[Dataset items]
########################################
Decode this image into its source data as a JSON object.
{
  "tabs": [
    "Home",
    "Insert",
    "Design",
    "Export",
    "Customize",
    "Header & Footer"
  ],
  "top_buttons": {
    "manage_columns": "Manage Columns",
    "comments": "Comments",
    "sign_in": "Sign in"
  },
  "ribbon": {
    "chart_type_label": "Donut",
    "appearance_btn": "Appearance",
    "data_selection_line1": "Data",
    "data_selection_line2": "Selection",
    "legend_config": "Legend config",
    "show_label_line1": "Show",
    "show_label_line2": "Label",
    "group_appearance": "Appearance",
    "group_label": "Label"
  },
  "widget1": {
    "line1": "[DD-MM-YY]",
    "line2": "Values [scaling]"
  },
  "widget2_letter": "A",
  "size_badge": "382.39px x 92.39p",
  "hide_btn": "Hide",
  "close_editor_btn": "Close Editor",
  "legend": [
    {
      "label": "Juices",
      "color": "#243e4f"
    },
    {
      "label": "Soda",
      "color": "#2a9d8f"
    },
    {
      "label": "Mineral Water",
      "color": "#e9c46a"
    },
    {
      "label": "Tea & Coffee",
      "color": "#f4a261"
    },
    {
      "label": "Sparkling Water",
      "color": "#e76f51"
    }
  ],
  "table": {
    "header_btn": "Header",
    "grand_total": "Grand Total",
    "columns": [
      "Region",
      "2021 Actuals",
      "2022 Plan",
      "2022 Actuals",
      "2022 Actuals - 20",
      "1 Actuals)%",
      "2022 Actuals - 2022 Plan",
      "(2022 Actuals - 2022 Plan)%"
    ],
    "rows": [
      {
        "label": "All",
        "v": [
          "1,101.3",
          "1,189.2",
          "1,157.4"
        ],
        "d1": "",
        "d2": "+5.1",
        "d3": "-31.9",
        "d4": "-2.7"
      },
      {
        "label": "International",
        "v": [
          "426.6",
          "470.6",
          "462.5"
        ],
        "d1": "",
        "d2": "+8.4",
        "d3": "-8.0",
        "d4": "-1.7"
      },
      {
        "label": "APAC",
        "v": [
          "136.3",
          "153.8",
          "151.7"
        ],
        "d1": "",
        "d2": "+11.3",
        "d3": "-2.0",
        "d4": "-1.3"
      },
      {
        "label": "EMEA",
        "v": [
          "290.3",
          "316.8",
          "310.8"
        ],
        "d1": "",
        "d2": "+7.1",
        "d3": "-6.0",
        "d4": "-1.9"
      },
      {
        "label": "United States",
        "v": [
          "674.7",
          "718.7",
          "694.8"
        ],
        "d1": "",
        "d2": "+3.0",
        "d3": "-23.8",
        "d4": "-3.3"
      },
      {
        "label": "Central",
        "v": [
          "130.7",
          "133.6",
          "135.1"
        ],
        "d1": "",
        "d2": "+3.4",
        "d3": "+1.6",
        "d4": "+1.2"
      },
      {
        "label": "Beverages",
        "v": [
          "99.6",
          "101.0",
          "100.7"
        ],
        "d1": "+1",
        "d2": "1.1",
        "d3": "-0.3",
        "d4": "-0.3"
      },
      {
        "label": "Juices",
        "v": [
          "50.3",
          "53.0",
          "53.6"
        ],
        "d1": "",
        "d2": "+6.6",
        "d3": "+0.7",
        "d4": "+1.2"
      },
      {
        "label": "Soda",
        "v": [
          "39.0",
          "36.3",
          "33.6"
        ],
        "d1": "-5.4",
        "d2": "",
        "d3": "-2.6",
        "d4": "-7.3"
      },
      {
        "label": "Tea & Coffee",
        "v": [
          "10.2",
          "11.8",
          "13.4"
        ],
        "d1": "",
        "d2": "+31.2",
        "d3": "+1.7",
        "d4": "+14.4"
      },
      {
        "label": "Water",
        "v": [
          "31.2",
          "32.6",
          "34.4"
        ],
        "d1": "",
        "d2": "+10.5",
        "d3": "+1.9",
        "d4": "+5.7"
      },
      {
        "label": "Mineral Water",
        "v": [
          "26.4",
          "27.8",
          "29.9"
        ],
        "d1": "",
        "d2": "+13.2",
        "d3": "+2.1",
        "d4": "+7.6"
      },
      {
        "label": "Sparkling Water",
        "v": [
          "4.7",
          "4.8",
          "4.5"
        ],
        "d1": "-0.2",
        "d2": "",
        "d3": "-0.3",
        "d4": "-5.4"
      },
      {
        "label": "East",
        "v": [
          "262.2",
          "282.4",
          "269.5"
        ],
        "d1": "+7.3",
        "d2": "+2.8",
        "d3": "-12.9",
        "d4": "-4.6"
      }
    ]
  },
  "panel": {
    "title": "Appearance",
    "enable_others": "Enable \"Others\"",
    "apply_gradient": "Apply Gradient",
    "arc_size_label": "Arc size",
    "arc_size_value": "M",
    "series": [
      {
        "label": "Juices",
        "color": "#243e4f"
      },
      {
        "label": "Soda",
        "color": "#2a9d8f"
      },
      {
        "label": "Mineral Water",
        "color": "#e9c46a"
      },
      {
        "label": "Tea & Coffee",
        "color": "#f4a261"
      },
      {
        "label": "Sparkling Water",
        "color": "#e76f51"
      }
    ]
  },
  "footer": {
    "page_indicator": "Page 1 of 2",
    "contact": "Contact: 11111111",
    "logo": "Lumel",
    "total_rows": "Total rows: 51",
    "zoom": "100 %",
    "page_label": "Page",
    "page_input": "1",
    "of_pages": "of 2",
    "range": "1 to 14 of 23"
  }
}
########################################
= Stated goal =
Give an exact copy of all the data shown above.

= Exercise response =
Decode this image into its source data as a JSON object.
{
  "tabs": [
    "Home",
    "Insert",
    "Design",
    "Export",
    "Customize",
    "Header & Footer"
  ],
  "top_buttons": {
    "manage_columns": "Manage Columns",
    "comments": "Comments",
    "sign_in": "Sign in"
  },
  "ribbon": {
    "chart_type_label": "Donut",
    "appearance_btn": "Appearance",
    "data_selection_line1": "Data",
    "data_selection_line2": "Selection",
    "legend_config": "Legend config",
    "show_label_line1": "Show",
    "show_label_line2": "Label",
    "group_appearance": "Appearance",
    "group_label": "Label"
  },
  "widget1": {
    "line1": "[DD-MM-YY]",
    "line2": "Values [scaling]"
  },
  "widget2_letter": "A",
  "size_badge": "382.39px x 92.39p",
  "hide_btn": "Hide",
  "close_editor_btn": "Close Editor",
  "legend": [
    {
      "label": "Juices",
      "color": "#243e4f"
    },
    {
      "label": "Soda",
      "color": "#2a9d8f"
    },
    {
      "label": "Mineral Water",
      "color": "#e9c46a"
    },
    {
      "label": "Tea & Coffee",
      "color": "#f4a261"
    },
    {
      "label": "Sparkling Water",
      "color": "#e76f51"
    }
  ],
  "table": {
    "header_btn": "Header",
    "grand_total": "Grand Total",
    "columns": [
      "Region",
      "2021 Actuals",
      "2022 Plan",
      "2022 Actuals",
      "2022 Actuals - 20",
      "1 Actuals)%",
      "2022 Actuals - 2022 Plan",
      "(2022 Actuals - 2022 Plan)%"
    ],
    "rows": [
      {
        "label": "All",
        "v": [
          "1,101.3",
          "1,189.2",
          "1,157.4"
        ],
        "d1": "",
        "d2": "+5.1",
        "d3": "-31.9",
        "d4": "-2.7"
      },
      {
        "label": "International",
        "v": [
          "426.6",
          "470.6",
          "462.5"
        ],
        "d1": "",
        "d2": "+8.4",
        "d3": "-8.0",
        "d4": "-1.7"
      },
      {
        "label": "APAC",
        "v": [
          "136.3",
          "153.8",
          "151.7"
        ],
        "d1": "",
        "d2": "+11.3",
        "d3": "-2.0",
        "d4": "-1.3"
      },
      {
        "label": "EMEA",
        "v": [
          "290.3",
          "316.8",
          "310.8"
        ],
        "d1": "",
        "d2": "+7.1",
        "d3": "-6.0",
        "d4": "-1.9"
      },
      {
        "label": "United States",
        "v": [
          "674.7",
          "718.7",
          "694.8"
        ],
        "d1": "",
        "d2": "+3.0",
        "d3": "-23.8",
        "d4": "-3.3"
      },
      {
        "label": "Central",
        "v": [
          "130.7",
          "133.6",
          "135.1"
        ],
        "d1": "",
        "d2": "+3.4",
        "d3": "+1.6",
        "d4": "+1.2"
      },
      {
        "label": "Beverages",
        "v": [
          "99.6",
          "101.0",
          "100.7"
        ],
        "d1": "+1",
        "d2": "1.1",
        "d3": "-0.3",
        "d4": "-0.3"
      },
      {
        "label": "Juices",
        "v": [
          "50.3",
          "53.0",
          "53.6"
        ],
        "d1": "",
        "d2": "+6.6",
        "d3": "+0.7",
        "d4": "+1.2"
      },
      {
        "label": "Soda",
        "v": [
          "39.0",
          "36.3",
          "33.6"
        ],
        "d1": "-5.4",
        "d2": "",
        "d3": "-2.6",
        "d4": "-7.3"
      },
      {
        "label": "Tea & Coffee",
        "v": [
          "10.2",
          "11.8",
          "13.4"
        ],
        "d1": "",
        "d2": "+31.2",
        "d3": "+1.7",
        "d4": "+14.4"
      },
      {
        "label": "Water",
        "v": [
          "31.2",
          "32.6",
          "34.4"
        ],
        "d1": "",
        "d2": "+10.5",
        "d3": "+1.9",
        "d4": "+5.7"
      },
      {
        "label": "Mineral Water",
        "v": [
          "26.4",
          "27.8",
          "29.9"
        ],
        "d1": "",
        "d2": "+13.2",
        "d3": "+2.1",
        "d4": "+7.6"
      },
      {
        "label": "Sparkling Water",
        "v": [
          "4.7",
          "4.8",
          "4.5"
        ],
        "d1": "-0.2",
        "d2": "",
        "d3": "-0.3",
        "d4": "-5.4"
      },
      {
        "label": "East",
        "v": [
          "262.2",
          "282.4",
          "269.5"
        ],
        "d1": "+7.3",
        "d2": "+2.8",
        "d3": "-12.9",
        "d4": "-4.6"
      }
    ]
  },
  "panel": {
    "title": "Appearance",
    "enable_others": "Enable \"Others\"",
    "apply_gradient": "Apply Gradient",
    "arc_size_label": "Arc size",
    "arc_size_value": "M",
    "series": [
      {
        "label": "Juices",
        "color": "#243e4f"
      },
      {
        "label": "Soda",
        "color": "#2a9d8f"
      },
      {
        "label": "Mineral Water",
        "color": "#e9c46a"
      },
      {
        "label": "Tea & Coffee",
        "color": "#f4a261"
      },
      {
        "label": "Sparkling Water",
        "color": "#e76f51"
      }
    ]
  },
  "footer": {
    "page_indicator": "Page 1 of 2",
    "contact": "Contact: 11111111",
    "logo": "Lumel",
    "total_rows": "Total rows: 51",
    "zoom": "100 %",
    "page_label": "Page",
    "page_input": "1",
    "of_pages": "of 2",
    "range": "1 to 14 of 23"
  }
}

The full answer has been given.